SHORT PROBLEM - Which lines in the records below contain the word "mening"? Copy each one out.

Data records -
☆ ☆ ☆ ☆ ☆ ☆ ☆

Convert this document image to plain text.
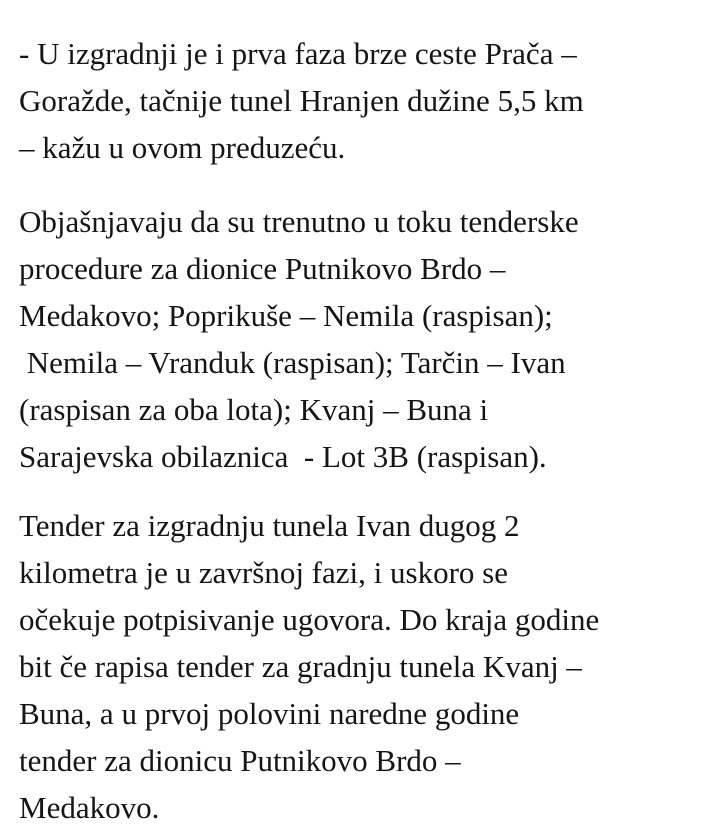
- U izgradnji je i prva faza brze ceste Prača –
Goražde, tačnije tunel Hranjen dužine 5,5 km
– kažu u ovom preduzeću.

Objašnjavaju da su trenutno u toku tenderske
procedure za dionice Putnikovo Brdo –
Medakovo; Poprikuše – Nemila (raspisan);
Nemila – Vranduk (raspisan); Tarčin – Ivan
(raspisan za oba lota); Kvanj – Buna i
Sarajevska obilaznica  - Lot 3B (raspisan).

Tender za izgradnju tunela Ivan dugog 2
kilometra je u završnoj fazi, i uskoro se
očekuje potpisivanje ugovora. Do kraja godine
bit če rapisa tender za gradnju tunela Kvanj –
Buna, a u prvoj polovini naredne godine
tender za dionicu Putnikovo Brdo –
Medakovo.
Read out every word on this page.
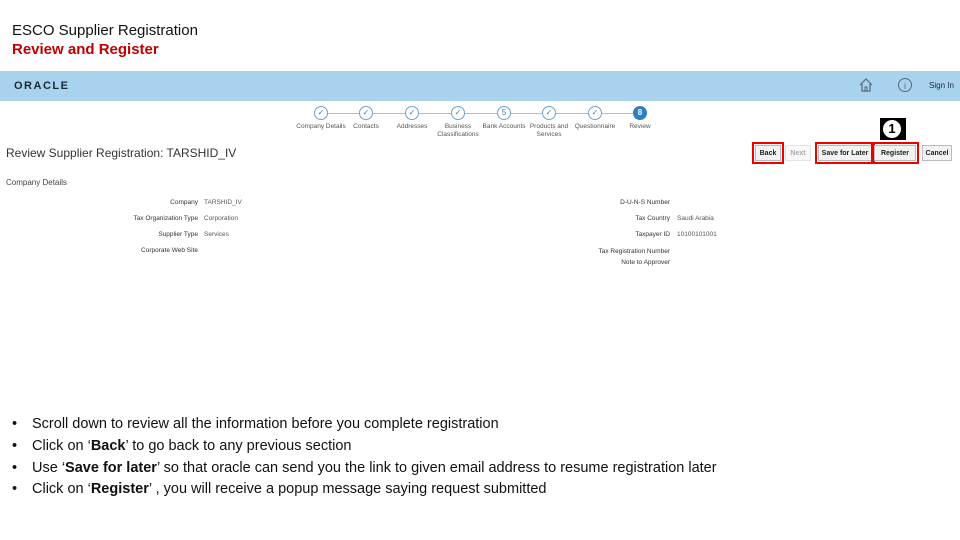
ESCO Supplier Registration
Review and Register
ORACLE	i	Sign In
✓
Company Details
✓
Contacts
✓
Addresses
✓
Business Classifications
5
Bank Accounts
✓
Products and Services
✓
Questionnaire
8
Review
Review Supplier Registration: TARSHID_IV
1
Back	Next	Save for Later	Register	Cancel
Company Details
Company TARSHID_IV
Tax Organization Type Corporation
Supplier Type Services
Corporate Web Site
D-U-N-S Number
Tax Country Saudi Arabia
Taxpayer ID 10100101001
Tax Registration Number
Note to Approver
• Scroll down to review all the information before you complete registration
• Click on ‘Back’ to go back to any previous section
• Use ‘Save for later’ so that oracle can send you the link to given email address to resume registration later
• Click on ‘Register’ , you will receive a popup message saying request submitted
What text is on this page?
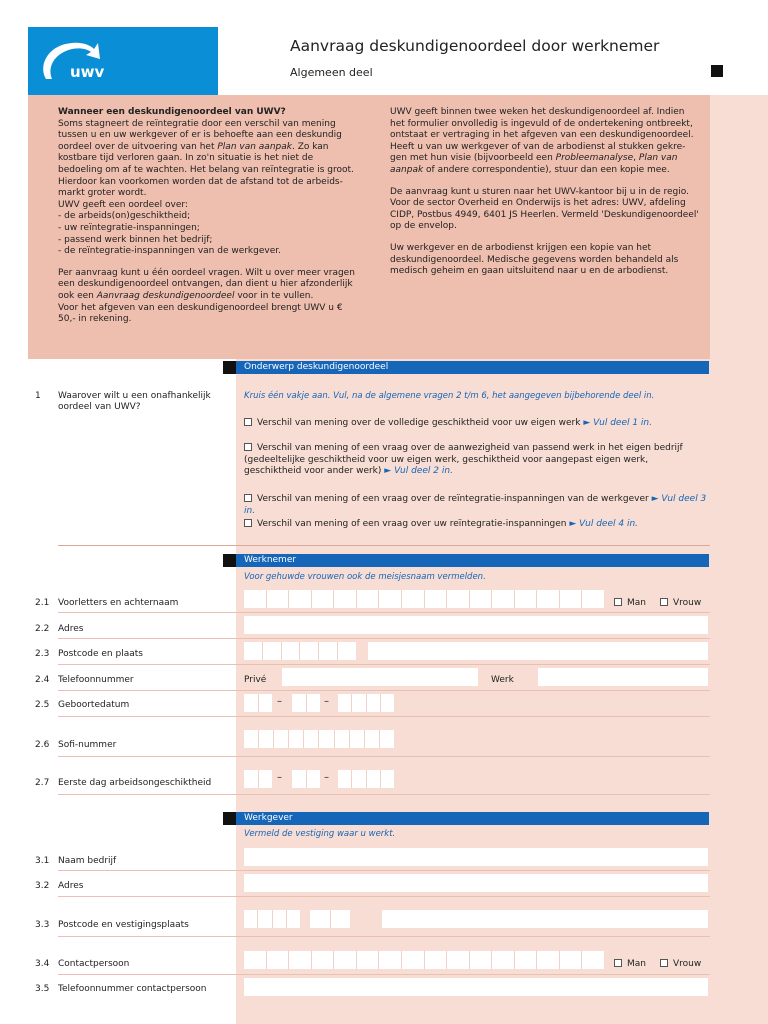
uwv
Aanvraag deskundigenoordeel door werknemer
Algemeen deel
Wanneer een deskundigenoordeel van UWV?
Soms stagneert de reïntegratie door een verschil van mening tussen u en uw werkgever of er is behoefte aan een deskundig oordeel over de uitvoering van het Plan van aanpak. Zo kan kostbare tijd verloren gaan. In zo'n situatie is het niet de bedoeling om af te wachten. Het belang van reïntegratie is groot. Hierdoor kan voorkomen worden dat de afstand tot de arbeids-markt groter wordt.
UWV geeft een oordeel over:
- de arbeids(on)geschiktheid;
- uw reïntegratie-inspanningen;
- passend werk binnen het bedrijf;
- de reïntegratie-inspanningen van de werkgever.
Per aanvraag kunt u één oordeel vragen. Wilt u over meer vragen een deskundigenoordeel ontvangen, dan dient u hier afzonderlijk ook een Aanvraag deskundigenoordeel voor in te vullen.
Voor het afgeven van een deskundigenoordeel brengt UWV u € 50,- in rekening.
UWV geeft binnen twee weken het deskundigenoordeel af. Indien het formulier onvolledig is ingevuld of de ondertekening ontbreekt, ontstaat er vertraging in het afgeven van een deskundigenoordeel.
Heeft u van uw werkgever of van de arbodienst al stukken gekre-gen met hun visie (bijvoorbeeld een Probleemanalyse, Plan van aanpak of andere correspondentie), stuur dan een kopie mee.
De aanvraag kunt u sturen naar het UWV-kantoor bij u in de regio. Voor de sector Overheid en Onderwijs is het adres: UWV, afdeling CIDP, Postbus 4949, 6401 JS Heerlen. Vermeld 'Deskundigenoordeel' op de envelop.
Uw werkgever en de arbodienst krijgen een kopie van het deskundigenoordeel. Medische gegevens worden behandeld als medisch geheim en gaan uitsluitend naar u en de arbodienst.
Onderwerp deskundigenoordeel
Kruis één vakje aan. Vul, na de algemene vragen 2 t/m 6, het aangegeven bijbehorende deel in.
1 Waarover wilt u een onafhankelijk oordeel van UWV?
Verschil van mening over de volledige geschiktheid voor uw eigen werk ► Vul deel 1 in.
Verschil van mening of een vraag over de aanwezigheid van passend werk in het eigen bedrijf (gedeeltelijke geschiktheid voor uw eigen werk, geschiktheid voor aangepast eigen werk, geschiktheid voor ander werk) ► Vul deel 2 in.
Verschil van mening of een vraag over de reïntegratie-inspanningen van de werkgever ► Vul deel 3 in.
Verschil van mening of een vraag over uw reïntegratie-inspanningen ► Vul deel 4 in.
Werknemer
Voor gehuwde vrouwen ook de meisjesnaam vermelden.
2.1 Voorletters en achternaam	Man	Vrouw
2.2 Adres
2.3 Postcode en plaats
2.4 Telefoonnummer	Privé	Werk
2.5 Geboortedatum	–	–
2.6 Sofi-nummer
2.7 Eerste dag arbeidsongeschiktheid	–	–
Werkgever
Vermeld de vestiging waar u werkt.
3.1 Naam bedrijf
3.2 Adres
3.3 Postcode en vestigingsplaats
3.4 Contactpersoon	Man	Vrouw
3.5 Telefoonnummer contactpersoon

☆ ☆ ☆ ☆ ☆ ☆ ☆

SOLUTION TO THE EXERCISE -
Soms stagneert de reïntegratie door een verschil van mening tussen u en uw werkgever of er is behoefte aan een deskundig oordeel over de uitvoering van het Plan van aanpak. Zo kan kostbare tijd verloren gaan. In zo'n situatie is het niet de bedoeling om af te wachten. Het belang van reïntegratie is groot. Hierdoor kan voorkomen worden dat de afstand tot de arbeids-markt groter wordt.
Verschil van mening over de volledige geschiktheid voor uw eigen werk ► Vul deel 1 in.
Verschil van mening of een vraag over de aanwezigheid van passend werk in het eigen bedrijf (gedeeltelijke geschiktheid voor uw eigen werk, geschiktheid voor aangepast eigen werk, geschiktheid voor ander werk) ► Vul deel 2 in.
Verschil van mening of een vraag over de reïntegratie-inspanningen van de werkgever ► Vul deel 3 in.
Verschil van mening of een vraag over uw reïntegratie-inspanningen ► Vul deel 4 in.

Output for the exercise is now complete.